Start

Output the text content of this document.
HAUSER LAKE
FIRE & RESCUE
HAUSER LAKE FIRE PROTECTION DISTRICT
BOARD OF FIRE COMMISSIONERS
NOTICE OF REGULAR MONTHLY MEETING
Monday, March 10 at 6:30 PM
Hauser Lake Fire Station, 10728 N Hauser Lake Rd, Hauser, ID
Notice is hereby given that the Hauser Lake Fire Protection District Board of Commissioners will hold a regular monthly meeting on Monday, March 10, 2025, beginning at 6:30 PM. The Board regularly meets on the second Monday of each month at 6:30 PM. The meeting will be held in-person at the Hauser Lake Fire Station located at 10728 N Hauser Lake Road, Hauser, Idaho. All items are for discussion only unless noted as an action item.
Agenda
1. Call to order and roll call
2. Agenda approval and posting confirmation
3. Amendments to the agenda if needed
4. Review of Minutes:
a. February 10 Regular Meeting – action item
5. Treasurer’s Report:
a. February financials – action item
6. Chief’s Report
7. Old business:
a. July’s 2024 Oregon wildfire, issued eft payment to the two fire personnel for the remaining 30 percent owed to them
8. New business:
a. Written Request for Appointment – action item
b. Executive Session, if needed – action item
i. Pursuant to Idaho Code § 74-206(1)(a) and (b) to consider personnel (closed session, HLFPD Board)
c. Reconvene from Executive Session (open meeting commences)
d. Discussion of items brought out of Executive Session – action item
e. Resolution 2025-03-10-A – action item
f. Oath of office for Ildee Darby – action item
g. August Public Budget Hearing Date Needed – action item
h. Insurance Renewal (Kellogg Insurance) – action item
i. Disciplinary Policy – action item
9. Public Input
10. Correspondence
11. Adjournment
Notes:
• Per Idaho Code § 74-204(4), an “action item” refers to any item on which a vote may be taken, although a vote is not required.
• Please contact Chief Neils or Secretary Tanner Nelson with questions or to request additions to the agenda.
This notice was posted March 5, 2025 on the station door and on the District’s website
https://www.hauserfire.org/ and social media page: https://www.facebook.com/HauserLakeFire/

End
Start

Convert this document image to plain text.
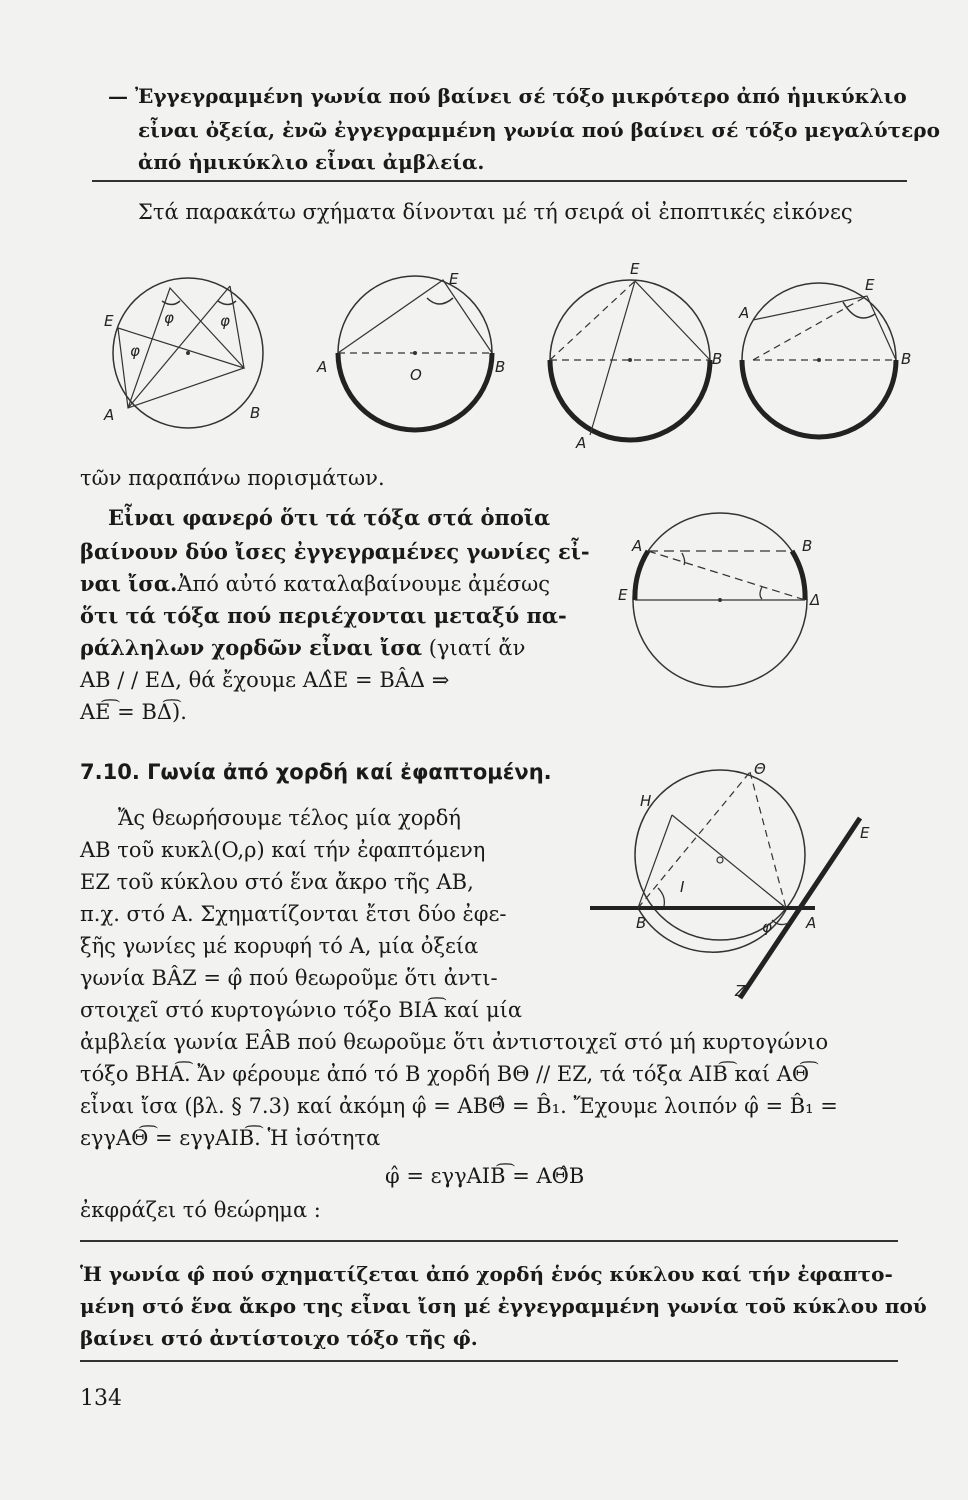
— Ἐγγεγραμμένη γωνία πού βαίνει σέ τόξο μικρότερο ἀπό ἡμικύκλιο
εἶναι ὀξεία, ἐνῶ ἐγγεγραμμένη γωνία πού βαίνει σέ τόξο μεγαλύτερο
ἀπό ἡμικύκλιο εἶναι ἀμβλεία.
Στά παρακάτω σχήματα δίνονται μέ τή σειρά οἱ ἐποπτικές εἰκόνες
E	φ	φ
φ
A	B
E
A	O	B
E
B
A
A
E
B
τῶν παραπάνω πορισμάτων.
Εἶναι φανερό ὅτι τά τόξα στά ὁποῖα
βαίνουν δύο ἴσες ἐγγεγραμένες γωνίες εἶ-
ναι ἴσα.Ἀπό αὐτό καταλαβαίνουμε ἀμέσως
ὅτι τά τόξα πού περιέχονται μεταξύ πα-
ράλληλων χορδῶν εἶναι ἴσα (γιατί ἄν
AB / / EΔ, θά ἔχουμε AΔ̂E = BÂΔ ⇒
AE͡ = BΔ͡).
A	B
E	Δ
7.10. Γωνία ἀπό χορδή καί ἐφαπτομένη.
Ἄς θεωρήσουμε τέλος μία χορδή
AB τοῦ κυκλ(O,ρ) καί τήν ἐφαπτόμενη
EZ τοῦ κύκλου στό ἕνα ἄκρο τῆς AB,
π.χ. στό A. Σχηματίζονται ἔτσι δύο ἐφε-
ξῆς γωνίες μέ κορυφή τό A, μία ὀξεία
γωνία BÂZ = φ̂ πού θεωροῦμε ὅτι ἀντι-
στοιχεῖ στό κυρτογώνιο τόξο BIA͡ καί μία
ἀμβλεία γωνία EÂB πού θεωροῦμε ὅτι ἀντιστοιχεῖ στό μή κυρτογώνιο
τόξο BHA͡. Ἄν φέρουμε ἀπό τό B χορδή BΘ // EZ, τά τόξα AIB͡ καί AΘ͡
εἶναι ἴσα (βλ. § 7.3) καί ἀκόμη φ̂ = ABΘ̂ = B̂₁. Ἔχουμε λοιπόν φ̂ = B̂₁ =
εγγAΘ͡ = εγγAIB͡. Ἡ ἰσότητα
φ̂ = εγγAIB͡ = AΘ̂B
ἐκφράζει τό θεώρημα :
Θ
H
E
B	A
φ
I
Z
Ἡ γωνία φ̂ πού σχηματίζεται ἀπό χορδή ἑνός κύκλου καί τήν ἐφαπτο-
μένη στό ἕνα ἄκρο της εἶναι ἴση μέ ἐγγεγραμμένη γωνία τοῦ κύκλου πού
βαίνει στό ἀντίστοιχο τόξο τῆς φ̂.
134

End

What you need to do:
Pick out the lines containing the string "Chief".

Exercise result:
6. Chief’s Report
• Please contact Chief Neils or Secretary Tanner Nelson with questions or to request additions to the agenda.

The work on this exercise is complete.